(Data entries for graphics)

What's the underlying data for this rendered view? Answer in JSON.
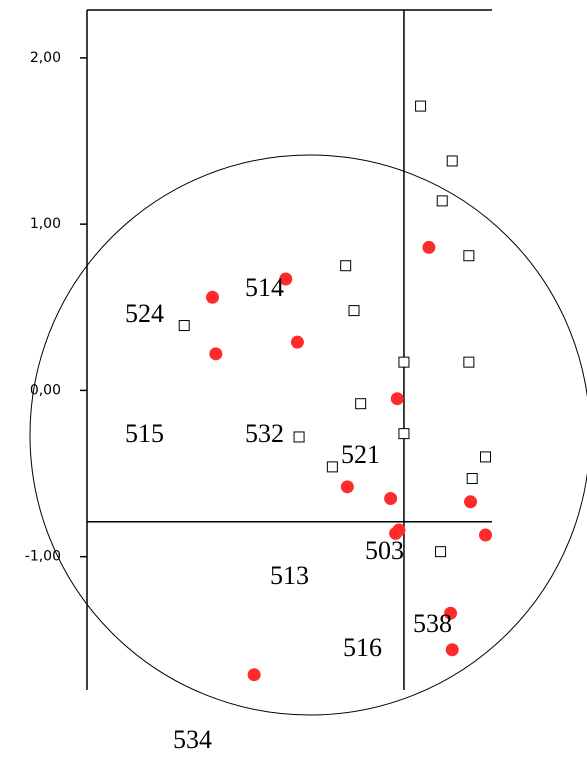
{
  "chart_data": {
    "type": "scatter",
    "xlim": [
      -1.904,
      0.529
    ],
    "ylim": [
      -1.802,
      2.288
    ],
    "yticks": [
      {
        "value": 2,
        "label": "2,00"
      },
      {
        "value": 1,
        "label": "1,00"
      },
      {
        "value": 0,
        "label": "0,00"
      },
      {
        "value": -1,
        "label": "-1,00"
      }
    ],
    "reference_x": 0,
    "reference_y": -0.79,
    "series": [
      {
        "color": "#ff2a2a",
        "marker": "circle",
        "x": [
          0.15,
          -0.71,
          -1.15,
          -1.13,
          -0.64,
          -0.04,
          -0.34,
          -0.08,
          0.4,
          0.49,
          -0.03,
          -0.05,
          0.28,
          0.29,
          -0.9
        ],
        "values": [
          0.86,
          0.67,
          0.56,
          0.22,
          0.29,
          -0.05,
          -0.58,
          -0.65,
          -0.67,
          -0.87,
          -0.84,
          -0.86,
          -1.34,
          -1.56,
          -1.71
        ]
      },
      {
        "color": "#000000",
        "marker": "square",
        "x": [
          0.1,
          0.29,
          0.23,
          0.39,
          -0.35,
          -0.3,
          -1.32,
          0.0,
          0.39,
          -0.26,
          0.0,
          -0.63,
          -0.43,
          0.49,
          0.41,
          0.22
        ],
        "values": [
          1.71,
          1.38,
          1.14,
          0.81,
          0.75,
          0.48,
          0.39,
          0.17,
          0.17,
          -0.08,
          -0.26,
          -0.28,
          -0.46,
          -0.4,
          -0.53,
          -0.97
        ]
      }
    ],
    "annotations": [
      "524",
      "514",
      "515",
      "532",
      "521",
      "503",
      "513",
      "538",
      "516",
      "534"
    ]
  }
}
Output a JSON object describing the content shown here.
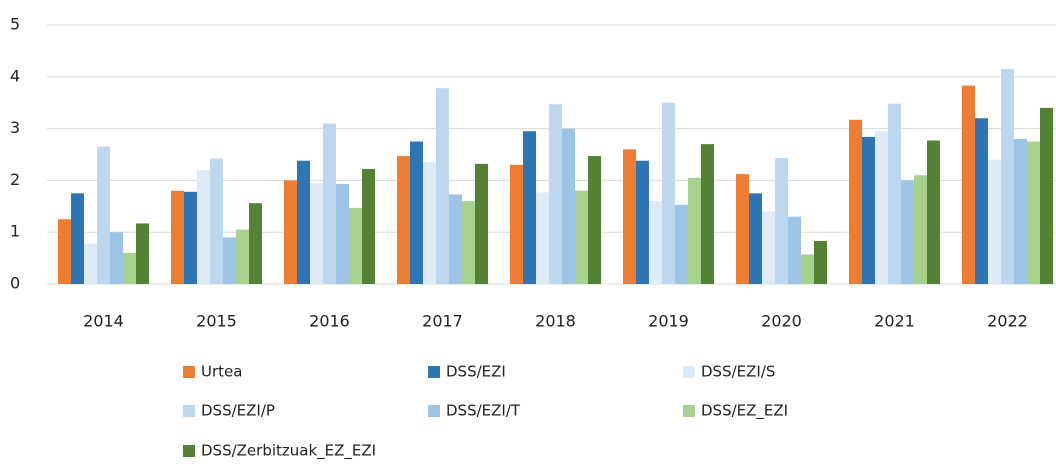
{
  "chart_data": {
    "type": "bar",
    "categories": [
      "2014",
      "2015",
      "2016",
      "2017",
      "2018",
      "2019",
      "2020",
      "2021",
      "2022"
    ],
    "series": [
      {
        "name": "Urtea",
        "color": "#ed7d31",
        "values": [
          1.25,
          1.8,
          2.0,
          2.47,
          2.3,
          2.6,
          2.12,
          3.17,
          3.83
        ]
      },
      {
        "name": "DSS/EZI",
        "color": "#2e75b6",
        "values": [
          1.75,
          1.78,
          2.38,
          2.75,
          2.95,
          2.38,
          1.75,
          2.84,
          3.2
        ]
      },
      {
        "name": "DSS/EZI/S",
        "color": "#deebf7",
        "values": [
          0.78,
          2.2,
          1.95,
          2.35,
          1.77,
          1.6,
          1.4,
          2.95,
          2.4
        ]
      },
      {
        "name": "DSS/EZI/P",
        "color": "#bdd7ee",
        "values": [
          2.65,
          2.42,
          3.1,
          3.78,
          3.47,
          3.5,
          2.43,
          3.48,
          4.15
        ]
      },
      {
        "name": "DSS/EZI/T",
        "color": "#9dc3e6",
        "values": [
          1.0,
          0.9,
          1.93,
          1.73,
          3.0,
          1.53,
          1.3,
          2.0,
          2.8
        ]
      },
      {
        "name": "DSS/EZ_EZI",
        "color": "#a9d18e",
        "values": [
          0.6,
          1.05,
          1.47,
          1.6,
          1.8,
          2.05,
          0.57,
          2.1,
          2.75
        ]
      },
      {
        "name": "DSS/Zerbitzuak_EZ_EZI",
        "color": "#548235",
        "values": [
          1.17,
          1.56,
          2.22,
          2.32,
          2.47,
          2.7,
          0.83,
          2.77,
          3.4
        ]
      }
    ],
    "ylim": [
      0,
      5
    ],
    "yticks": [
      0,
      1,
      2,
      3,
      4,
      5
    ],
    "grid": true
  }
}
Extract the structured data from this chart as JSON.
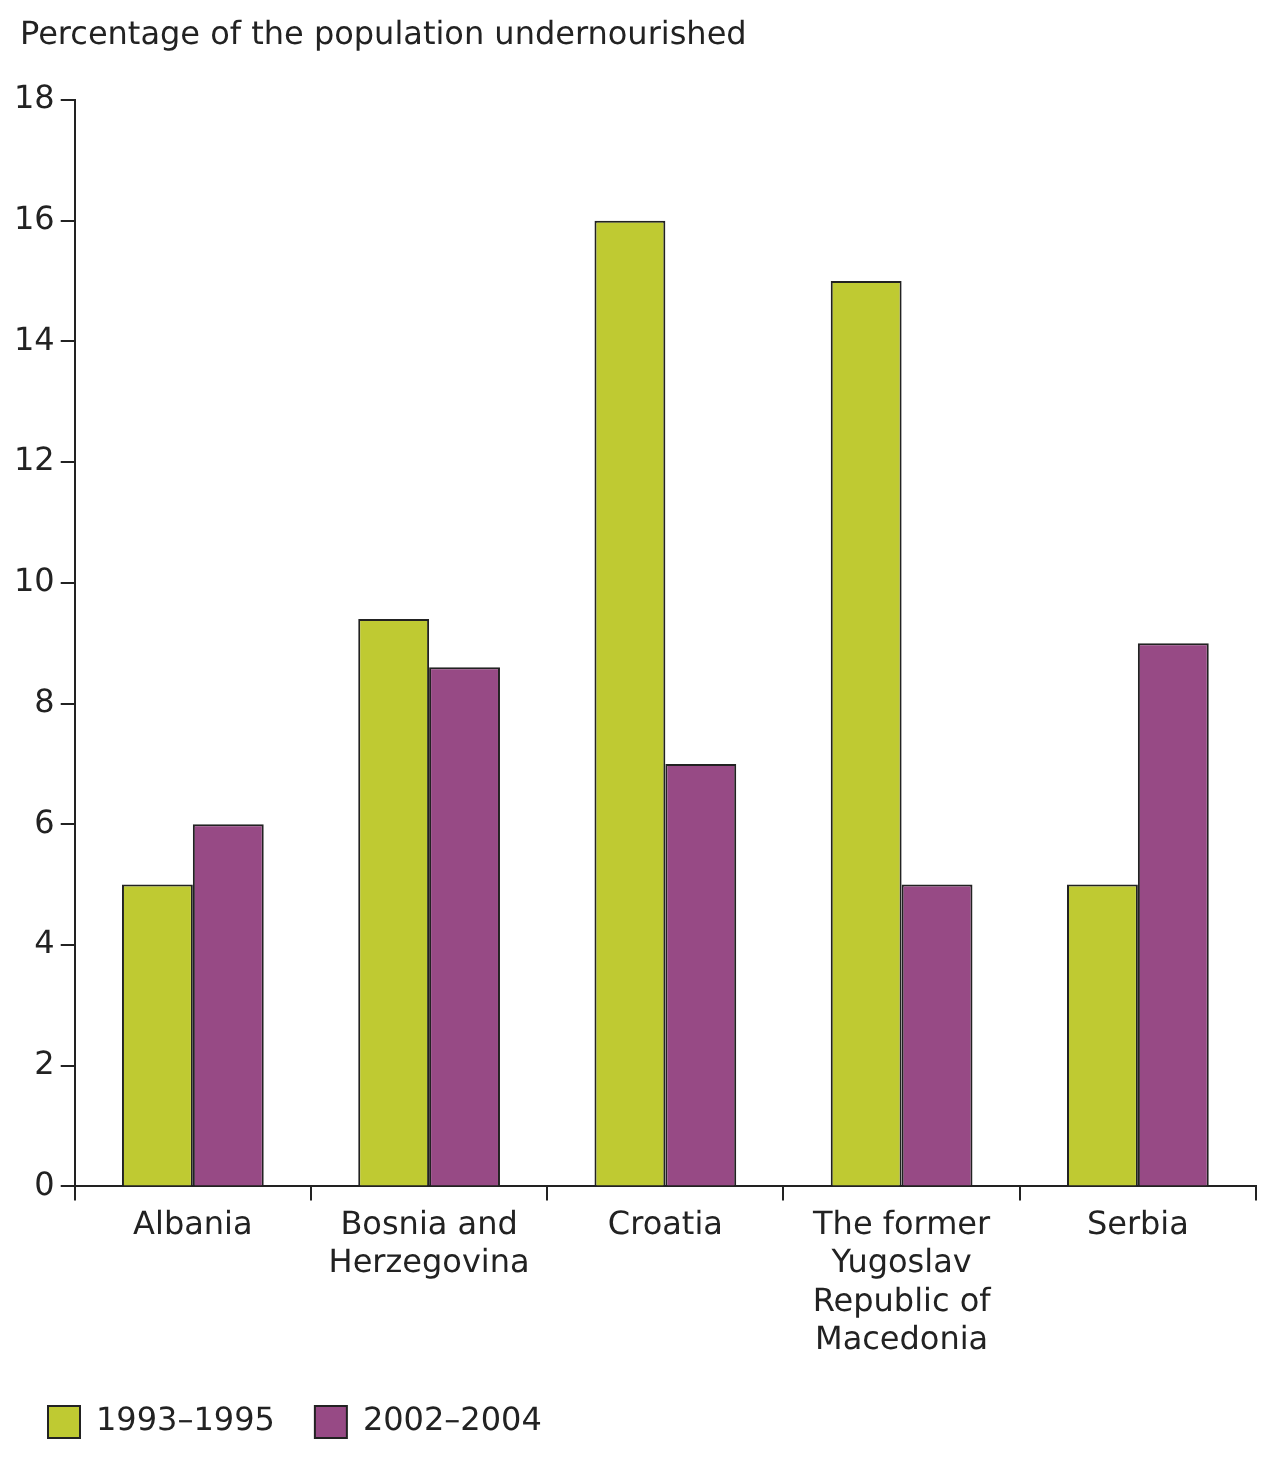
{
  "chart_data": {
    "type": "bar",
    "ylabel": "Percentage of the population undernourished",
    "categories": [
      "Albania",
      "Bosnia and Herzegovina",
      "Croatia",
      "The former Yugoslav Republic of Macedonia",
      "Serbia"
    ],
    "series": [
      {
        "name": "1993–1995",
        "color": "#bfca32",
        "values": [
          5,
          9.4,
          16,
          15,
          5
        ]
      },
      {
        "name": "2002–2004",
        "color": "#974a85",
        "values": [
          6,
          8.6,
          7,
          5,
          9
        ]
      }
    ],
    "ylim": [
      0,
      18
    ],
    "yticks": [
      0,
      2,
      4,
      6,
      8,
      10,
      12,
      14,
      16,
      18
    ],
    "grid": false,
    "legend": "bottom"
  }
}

__Exercise aim__.
Find every line in the records above that holds the word "this", and copy each one.

__Reply to the task__.
What's the underlying data for this rendered view? Answer in JSON.
Extract the structured data from this chart as JSON.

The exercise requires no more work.